*SHORT PROBLEM*. Copy the records below, changing "density-contours" to "density-regions" and keeping every other line the same.

*RECORD EXTRACTS*.
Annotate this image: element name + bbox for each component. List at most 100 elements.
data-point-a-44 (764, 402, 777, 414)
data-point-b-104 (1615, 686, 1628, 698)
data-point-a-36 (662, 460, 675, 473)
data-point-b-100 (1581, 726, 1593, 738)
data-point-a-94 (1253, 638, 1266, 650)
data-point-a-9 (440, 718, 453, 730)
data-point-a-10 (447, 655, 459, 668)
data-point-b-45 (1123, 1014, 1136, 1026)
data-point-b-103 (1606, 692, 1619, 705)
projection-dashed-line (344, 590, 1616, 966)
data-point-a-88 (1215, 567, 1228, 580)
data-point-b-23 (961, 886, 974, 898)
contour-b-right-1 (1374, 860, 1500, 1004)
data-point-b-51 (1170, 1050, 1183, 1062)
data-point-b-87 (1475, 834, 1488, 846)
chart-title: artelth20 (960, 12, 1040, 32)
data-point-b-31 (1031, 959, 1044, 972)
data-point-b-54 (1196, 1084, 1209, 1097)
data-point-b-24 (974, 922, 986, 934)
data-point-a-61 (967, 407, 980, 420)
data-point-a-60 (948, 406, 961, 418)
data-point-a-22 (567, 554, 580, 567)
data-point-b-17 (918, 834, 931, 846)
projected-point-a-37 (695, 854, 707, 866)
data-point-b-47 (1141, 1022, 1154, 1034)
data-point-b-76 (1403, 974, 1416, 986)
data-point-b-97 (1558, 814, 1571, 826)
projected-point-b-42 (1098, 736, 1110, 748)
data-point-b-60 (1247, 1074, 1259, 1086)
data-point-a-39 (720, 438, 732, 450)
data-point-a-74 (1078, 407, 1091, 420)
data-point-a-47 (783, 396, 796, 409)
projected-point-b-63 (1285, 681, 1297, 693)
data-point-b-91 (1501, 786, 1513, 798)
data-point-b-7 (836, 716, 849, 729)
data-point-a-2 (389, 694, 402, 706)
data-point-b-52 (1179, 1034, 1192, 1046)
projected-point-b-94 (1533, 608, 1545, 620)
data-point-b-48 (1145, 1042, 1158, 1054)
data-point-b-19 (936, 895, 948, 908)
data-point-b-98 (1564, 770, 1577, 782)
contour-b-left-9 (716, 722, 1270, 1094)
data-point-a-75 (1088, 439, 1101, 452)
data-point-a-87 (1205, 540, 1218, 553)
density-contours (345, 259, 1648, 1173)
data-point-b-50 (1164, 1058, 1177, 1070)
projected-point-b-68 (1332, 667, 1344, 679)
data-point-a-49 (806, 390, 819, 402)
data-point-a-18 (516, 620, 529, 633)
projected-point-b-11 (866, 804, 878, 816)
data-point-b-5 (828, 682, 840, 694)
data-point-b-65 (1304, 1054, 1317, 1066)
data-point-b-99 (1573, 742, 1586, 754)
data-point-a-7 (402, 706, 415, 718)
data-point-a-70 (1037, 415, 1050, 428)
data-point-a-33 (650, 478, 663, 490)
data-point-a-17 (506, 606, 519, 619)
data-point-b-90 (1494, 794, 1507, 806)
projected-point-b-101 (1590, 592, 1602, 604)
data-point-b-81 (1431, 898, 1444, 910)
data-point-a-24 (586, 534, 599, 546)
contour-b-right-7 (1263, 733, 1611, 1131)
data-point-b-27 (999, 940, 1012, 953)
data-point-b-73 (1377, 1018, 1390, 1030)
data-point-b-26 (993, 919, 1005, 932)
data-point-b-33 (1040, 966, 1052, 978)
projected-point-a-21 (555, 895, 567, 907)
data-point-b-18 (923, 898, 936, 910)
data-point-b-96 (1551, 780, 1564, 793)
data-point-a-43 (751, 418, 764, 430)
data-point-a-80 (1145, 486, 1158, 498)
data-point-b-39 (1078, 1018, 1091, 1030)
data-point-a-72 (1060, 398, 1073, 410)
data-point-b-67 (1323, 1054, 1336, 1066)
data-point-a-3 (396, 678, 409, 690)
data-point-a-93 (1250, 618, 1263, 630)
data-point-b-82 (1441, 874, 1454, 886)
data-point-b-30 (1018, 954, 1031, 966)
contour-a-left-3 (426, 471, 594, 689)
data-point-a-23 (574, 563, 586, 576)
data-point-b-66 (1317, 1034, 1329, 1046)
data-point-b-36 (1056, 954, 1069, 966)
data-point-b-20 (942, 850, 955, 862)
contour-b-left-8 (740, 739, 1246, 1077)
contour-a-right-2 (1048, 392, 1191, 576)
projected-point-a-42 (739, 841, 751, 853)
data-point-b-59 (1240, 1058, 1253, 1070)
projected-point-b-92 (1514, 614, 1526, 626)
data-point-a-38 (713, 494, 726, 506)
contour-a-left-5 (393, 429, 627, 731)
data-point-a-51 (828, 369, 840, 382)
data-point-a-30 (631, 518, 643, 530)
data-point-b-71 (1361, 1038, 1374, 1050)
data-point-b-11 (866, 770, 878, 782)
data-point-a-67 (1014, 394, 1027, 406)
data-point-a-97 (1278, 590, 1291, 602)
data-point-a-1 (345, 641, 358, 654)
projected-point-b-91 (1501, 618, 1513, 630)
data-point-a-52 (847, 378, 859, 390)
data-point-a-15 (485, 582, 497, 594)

*TASK OUTPUT*.
Annotate this image: element name + bbox for each component. List at most 100 elements.
data-point-a-44 (764, 402, 777, 414)
data-point-b-104 (1615, 686, 1628, 698)
data-point-a-36 (662, 460, 675, 473)
data-point-b-100 (1581, 726, 1593, 738)
data-point-a-94 (1253, 638, 1266, 650)
data-point-a-9 (440, 718, 453, 730)
data-point-a-10 (447, 655, 459, 668)
data-point-b-45 (1123, 1014, 1136, 1026)
data-point-b-103 (1606, 692, 1619, 705)
projection-dashed-line (344, 590, 1616, 966)
data-point-a-88 (1215, 567, 1228, 580)
data-point-b-23 (961, 886, 974, 898)
contour-b-right-1 (1374, 860, 1500, 1004)
data-point-b-51 (1170, 1050, 1183, 1062)
data-point-b-87 (1475, 834, 1488, 846)
chart-title: artelth20 (960, 12, 1040, 32)
data-point-b-31 (1031, 959, 1044, 972)
data-point-b-54 (1196, 1084, 1209, 1097)
data-point-b-24 (974, 922, 986, 934)
data-point-a-61 (967, 407, 980, 420)
data-point-a-60 (948, 406, 961, 418)
data-point-a-22 (567, 554, 580, 567)
data-point-b-17 (918, 834, 931, 846)
projected-point-a-37 (695, 854, 707, 866)
data-point-b-47 (1141, 1022, 1154, 1034)
data-point-b-76 (1403, 974, 1416, 986)
data-point-b-97 (1558, 814, 1571, 826)
projected-point-b-42 (1098, 736, 1110, 748)
data-point-b-60 (1247, 1074, 1259, 1086)
data-point-a-39 (720, 438, 732, 450)
data-point-a-74 (1078, 407, 1091, 420)
data-point-a-47 (783, 396, 796, 409)
projected-point-b-63 (1285, 681, 1297, 693)
data-point-b-91 (1501, 786, 1513, 798)
data-point-b-7 (836, 716, 849, 729)
data-point-a-2 (389, 694, 402, 706)
data-point-b-52 (1179, 1034, 1192, 1046)
projected-point-b-94 (1533, 608, 1545, 620)
data-point-b-48 (1145, 1042, 1158, 1054)
data-point-b-19 (936, 895, 948, 908)
data-point-b-98 (1564, 770, 1577, 782)
contour-b-left-9 (716, 722, 1270, 1094)
data-point-a-75 (1088, 439, 1101, 452)
data-point-a-87 (1205, 540, 1218, 553)
density-regions (345, 259, 1648, 1173)
data-point-b-50 (1164, 1058, 1177, 1070)
projected-point-b-68 (1332, 667, 1344, 679)
data-point-a-49 (806, 390, 819, 402)
data-point-a-18 (516, 620, 529, 633)
projected-point-b-11 (866, 804, 878, 816)
data-point-b-5 (828, 682, 840, 694)
data-point-b-65 (1304, 1054, 1317, 1066)
data-point-b-99 (1573, 742, 1586, 754)
data-point-a-7 (402, 706, 415, 718)
data-point-a-70 (1037, 415, 1050, 428)
data-point-a-33 (650, 478, 663, 490)
data-point-a-17 (506, 606, 519, 619)
data-point-b-90 (1494, 794, 1507, 806)
projected-point-b-101 (1590, 592, 1602, 604)
data-point-b-81 (1431, 898, 1444, 910)
data-point-a-24 (586, 534, 599, 546)
contour-b-right-7 (1263, 733, 1611, 1131)
data-point-b-27 (999, 940, 1012, 953)
data-point-b-73 (1377, 1018, 1390, 1030)
data-point-b-26 (993, 919, 1005, 932)
data-point-b-33 (1040, 966, 1052, 978)
projected-point-a-21 (555, 895, 567, 907)
data-point-b-18 (923, 898, 936, 910)
data-point-b-96 (1551, 780, 1564, 793)
data-point-a-43 (751, 418, 764, 430)
data-point-a-80 (1145, 486, 1158, 498)
data-point-b-39 (1078, 1018, 1091, 1030)
data-point-a-72 (1060, 398, 1073, 410)
data-point-b-67 (1323, 1054, 1336, 1066)
data-point-a-3 (396, 678, 409, 690)
data-point-a-93 (1250, 618, 1263, 630)
data-point-b-82 (1441, 874, 1454, 886)
data-point-b-30 (1018, 954, 1031, 966)
contour-a-left-3 (426, 471, 594, 689)
data-point-a-23 (574, 563, 586, 576)
data-point-b-66 (1317, 1034, 1329, 1046)
data-point-b-36 (1056, 954, 1069, 966)
data-point-b-20 (942, 850, 955, 862)
contour-b-left-8 (740, 739, 1246, 1077)
contour-a-right-2 (1048, 392, 1191, 576)
projected-point-a-42 (739, 841, 751, 853)
data-point-b-59 (1240, 1058, 1253, 1070)
projected-point-b-92 (1514, 614, 1526, 626)
data-point-a-38 (713, 494, 726, 506)
contour-a-left-5 (393, 429, 627, 731)
data-point-a-51 (828, 369, 840, 382)
data-point-a-30 (631, 518, 643, 530)
data-point-b-71 (1361, 1038, 1374, 1050)
data-point-b-11 (866, 770, 878, 782)
data-point-a-67 (1014, 394, 1027, 406)
data-point-a-97 (1278, 590, 1291, 602)
data-point-a-1 (345, 641, 358, 654)
projected-point-b-91 (1501, 618, 1513, 630)
data-point-a-52 (847, 378, 859, 390)
data-point-a-15 (485, 582, 497, 594)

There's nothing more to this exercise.